__WRITTEN TASK__. From the entries below, extract every line that includes the word "Dokumentenserver".

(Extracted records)
** begin **
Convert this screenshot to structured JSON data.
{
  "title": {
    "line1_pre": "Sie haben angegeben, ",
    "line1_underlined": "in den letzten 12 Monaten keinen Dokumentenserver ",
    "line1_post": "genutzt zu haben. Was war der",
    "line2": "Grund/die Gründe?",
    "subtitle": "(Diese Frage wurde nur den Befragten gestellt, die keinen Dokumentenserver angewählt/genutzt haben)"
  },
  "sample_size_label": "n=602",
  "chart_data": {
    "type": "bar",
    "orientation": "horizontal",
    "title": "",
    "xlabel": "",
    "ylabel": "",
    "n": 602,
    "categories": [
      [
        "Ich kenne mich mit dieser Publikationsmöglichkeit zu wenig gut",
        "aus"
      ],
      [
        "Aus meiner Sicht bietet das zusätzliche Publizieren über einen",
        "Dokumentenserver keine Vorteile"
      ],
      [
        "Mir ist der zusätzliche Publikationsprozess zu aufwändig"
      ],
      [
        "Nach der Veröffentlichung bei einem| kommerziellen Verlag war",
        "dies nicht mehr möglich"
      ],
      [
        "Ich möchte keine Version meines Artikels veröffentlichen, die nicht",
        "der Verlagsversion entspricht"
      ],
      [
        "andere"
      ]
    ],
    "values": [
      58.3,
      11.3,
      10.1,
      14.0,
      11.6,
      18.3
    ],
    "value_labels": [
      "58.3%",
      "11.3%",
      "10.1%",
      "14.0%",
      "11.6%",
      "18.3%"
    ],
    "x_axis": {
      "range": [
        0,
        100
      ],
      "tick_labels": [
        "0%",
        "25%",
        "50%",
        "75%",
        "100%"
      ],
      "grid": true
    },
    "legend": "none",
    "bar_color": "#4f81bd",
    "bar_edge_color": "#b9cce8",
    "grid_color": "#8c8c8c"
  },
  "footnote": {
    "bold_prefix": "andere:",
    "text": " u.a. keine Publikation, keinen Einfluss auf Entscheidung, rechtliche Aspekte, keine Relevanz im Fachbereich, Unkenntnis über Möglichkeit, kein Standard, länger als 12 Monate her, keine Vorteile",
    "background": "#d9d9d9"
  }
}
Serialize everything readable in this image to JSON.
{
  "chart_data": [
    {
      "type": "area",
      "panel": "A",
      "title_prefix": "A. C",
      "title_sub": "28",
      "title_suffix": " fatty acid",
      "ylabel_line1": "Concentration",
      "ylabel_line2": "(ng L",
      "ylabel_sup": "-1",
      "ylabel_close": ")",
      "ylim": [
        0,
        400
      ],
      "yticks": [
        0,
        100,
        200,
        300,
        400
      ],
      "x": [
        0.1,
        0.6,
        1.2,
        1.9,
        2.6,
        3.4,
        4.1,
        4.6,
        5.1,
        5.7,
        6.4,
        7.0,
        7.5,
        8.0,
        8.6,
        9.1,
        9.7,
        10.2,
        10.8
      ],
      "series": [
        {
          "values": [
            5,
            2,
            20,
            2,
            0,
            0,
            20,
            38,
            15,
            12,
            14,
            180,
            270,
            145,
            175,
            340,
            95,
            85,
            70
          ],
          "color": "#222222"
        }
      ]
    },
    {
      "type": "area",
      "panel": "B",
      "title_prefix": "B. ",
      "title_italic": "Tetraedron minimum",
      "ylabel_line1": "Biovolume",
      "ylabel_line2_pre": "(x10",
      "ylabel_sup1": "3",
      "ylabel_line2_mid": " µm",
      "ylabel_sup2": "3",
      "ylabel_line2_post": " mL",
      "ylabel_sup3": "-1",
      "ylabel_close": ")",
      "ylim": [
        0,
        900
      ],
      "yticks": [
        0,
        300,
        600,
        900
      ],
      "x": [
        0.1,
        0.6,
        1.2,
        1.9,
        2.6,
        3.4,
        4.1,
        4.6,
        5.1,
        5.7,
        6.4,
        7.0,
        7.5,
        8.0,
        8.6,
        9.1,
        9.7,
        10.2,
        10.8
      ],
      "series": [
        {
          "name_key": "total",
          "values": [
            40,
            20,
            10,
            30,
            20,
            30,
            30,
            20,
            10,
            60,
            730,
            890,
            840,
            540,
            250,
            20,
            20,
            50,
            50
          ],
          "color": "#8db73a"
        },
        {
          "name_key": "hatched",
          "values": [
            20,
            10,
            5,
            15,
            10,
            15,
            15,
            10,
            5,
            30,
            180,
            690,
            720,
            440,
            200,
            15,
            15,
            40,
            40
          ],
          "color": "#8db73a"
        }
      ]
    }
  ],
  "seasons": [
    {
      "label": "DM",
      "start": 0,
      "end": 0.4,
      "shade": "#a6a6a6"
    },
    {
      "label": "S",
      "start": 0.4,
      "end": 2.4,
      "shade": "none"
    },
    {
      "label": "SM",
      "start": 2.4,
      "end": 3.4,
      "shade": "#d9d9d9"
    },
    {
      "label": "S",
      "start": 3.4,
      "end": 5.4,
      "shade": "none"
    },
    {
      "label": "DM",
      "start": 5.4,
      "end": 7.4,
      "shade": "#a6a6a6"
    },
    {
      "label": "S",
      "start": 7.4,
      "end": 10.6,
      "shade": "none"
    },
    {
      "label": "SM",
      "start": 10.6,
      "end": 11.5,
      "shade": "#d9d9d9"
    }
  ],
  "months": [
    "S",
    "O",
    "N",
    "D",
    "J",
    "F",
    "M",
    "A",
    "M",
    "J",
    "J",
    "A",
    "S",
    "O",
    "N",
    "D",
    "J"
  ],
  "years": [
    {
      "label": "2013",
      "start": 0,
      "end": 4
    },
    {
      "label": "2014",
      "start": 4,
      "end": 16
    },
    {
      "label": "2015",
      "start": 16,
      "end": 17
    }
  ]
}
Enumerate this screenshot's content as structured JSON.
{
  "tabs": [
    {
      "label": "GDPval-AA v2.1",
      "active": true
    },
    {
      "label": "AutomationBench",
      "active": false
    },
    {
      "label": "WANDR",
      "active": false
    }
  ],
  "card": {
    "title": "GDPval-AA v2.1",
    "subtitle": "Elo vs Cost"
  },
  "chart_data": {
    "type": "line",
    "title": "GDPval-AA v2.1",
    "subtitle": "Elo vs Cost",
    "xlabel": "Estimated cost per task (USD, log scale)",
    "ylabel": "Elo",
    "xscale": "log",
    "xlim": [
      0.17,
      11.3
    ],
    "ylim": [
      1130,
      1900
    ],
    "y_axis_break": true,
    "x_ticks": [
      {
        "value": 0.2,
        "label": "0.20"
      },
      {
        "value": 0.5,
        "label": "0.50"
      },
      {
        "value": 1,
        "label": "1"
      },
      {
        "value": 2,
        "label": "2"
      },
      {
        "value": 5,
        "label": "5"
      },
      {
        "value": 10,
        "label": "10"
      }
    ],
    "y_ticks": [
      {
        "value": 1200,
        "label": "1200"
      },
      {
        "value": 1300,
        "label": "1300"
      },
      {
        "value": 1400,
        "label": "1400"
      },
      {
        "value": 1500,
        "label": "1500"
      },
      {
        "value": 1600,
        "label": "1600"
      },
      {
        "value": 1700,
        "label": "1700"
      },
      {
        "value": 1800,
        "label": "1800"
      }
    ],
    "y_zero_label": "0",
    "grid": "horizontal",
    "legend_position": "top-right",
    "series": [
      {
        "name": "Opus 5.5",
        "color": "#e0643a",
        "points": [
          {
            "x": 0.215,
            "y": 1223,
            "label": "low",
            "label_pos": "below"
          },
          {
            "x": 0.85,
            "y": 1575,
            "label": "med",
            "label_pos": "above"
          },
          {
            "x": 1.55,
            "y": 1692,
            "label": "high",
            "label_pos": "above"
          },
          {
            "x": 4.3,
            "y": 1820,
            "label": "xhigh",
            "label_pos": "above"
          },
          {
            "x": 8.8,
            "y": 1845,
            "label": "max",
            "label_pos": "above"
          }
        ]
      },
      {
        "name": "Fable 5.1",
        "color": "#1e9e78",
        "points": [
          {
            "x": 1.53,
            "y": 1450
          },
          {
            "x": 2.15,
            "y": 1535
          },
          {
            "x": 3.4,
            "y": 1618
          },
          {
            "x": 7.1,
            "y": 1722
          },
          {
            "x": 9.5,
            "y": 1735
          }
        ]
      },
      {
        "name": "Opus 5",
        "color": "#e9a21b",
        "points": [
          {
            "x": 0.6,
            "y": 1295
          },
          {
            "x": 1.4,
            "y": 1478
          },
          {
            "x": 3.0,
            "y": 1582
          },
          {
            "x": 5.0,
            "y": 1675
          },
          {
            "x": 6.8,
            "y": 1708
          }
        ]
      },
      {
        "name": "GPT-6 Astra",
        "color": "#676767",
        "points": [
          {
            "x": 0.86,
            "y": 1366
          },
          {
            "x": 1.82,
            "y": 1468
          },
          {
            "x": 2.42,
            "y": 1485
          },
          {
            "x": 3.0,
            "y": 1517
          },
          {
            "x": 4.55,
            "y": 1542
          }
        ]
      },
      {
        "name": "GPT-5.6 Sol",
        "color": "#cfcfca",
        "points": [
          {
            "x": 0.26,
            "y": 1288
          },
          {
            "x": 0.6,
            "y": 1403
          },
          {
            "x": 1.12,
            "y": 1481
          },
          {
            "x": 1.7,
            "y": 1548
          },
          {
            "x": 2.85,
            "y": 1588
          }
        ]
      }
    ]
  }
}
** end **
__EXERCISE RESULT__.
    "line1_underlined": "in den letzten 12 Monaten keinen Dokumentenserver ",
    "subtitle": "(Diese Frage wurde nur den Befragten gestellt, die keinen Dokumentenserver angewählt/genutzt haben)"
        "Dokumentenserver keine Vorteile"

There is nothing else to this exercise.